Start DATA ROWS

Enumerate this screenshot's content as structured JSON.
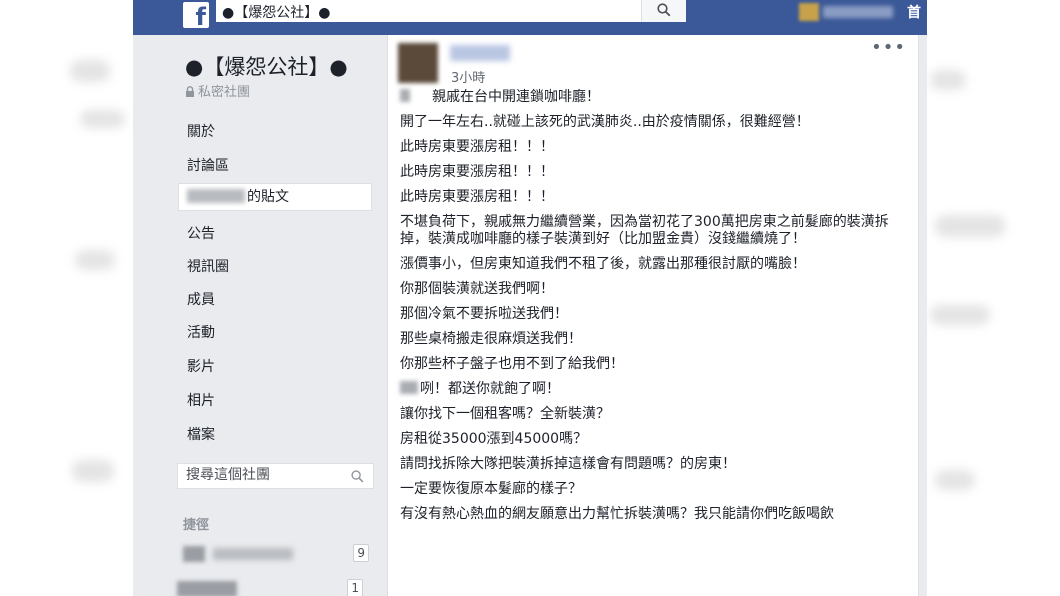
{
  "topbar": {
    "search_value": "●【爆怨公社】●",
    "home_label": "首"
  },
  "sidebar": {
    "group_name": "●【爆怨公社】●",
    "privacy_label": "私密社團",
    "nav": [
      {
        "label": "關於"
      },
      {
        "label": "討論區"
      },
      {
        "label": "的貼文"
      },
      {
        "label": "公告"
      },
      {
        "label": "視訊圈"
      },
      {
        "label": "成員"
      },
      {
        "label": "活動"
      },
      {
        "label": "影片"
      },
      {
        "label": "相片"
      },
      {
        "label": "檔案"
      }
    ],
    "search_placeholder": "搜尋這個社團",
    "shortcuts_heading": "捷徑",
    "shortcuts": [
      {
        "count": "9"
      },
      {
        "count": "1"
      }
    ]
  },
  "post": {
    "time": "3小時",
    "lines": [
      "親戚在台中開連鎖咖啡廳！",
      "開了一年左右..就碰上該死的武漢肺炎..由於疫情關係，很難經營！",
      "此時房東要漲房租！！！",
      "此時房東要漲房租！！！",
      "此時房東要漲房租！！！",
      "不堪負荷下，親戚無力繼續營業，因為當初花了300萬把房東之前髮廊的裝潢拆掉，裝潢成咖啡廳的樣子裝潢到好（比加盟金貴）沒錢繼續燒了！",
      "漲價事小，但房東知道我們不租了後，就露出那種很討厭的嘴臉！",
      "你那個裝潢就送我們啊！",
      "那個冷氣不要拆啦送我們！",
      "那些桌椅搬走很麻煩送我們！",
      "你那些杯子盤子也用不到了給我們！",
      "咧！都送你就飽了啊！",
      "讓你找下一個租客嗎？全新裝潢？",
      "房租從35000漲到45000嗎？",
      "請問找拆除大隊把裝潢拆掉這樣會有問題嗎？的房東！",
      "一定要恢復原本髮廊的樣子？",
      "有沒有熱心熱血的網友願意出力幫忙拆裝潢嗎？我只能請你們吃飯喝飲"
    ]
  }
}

End DATA ROWS

TASK TO CARRY OUT — Make an exact copy of the records shown above, without the pictures.

FULL ANSWER —
Enumerate this screenshot's content as structured JSON.
{
  "topbar": {
    "search_value": "●【爆怨公社】●",
    "home_label": "首"
  },
  "sidebar": {
    "group_name": "●【爆怨公社】●",
    "privacy_label": "私密社團",
    "nav": [
      {
        "label": "關於"
      },
      {
        "label": "討論區"
      },
      {
        "label": "的貼文"
      },
      {
        "label": "公告"
      },
      {
        "label": "視訊圈"
      },
      {
        "label": "成員"
      },
      {
        "label": "活動"
      },
      {
        "label": "影片"
      },
      {
        "label": "相片"
      },
      {
        "label": "檔案"
      }
    ],
    "search_placeholder": "搜尋這個社團",
    "shortcuts_heading": "捷徑",
    "shortcuts": [
      {
        "count": "9"
      },
      {
        "count": "1"
      }
    ]
  },
  "post": {
    "time": "3小時",
    "lines": [
      "親戚在台中開連鎖咖啡廳！",
      "開了一年左右..就碰上該死的武漢肺炎..由於疫情關係，很難經營！",
      "此時房東要漲房租！！！",
      "此時房東要漲房租！！！",
      "此時房東要漲房租！！！",
      "不堪負荷下，親戚無力繼續營業，因為當初花了300萬把房東之前髮廊的裝潢拆掉，裝潢成咖啡廳的樣子裝潢到好（比加盟金貴）沒錢繼續燒了！",
      "漲價事小，但房東知道我們不租了後，就露出那種很討厭的嘴臉！",
      "你那個裝潢就送我們啊！",
      "那個冷氣不要拆啦送我們！",
      "那些桌椅搬走很麻煩送我們！",
      "你那些杯子盤子也用不到了給我們！",
      "咧！都送你就飽了啊！",
      "讓你找下一個租客嗎？全新裝潢？",
      "房租從35000漲到45000嗎？",
      "請問找拆除大隊把裝潢拆掉這樣會有問題嗎？的房東！",
      "一定要恢復原本髮廊的樣子？",
      "有沒有熱心熱血的網友願意出力幫忙拆裝潢嗎？我只能請你們吃飯喝飲"
    ]
  }
}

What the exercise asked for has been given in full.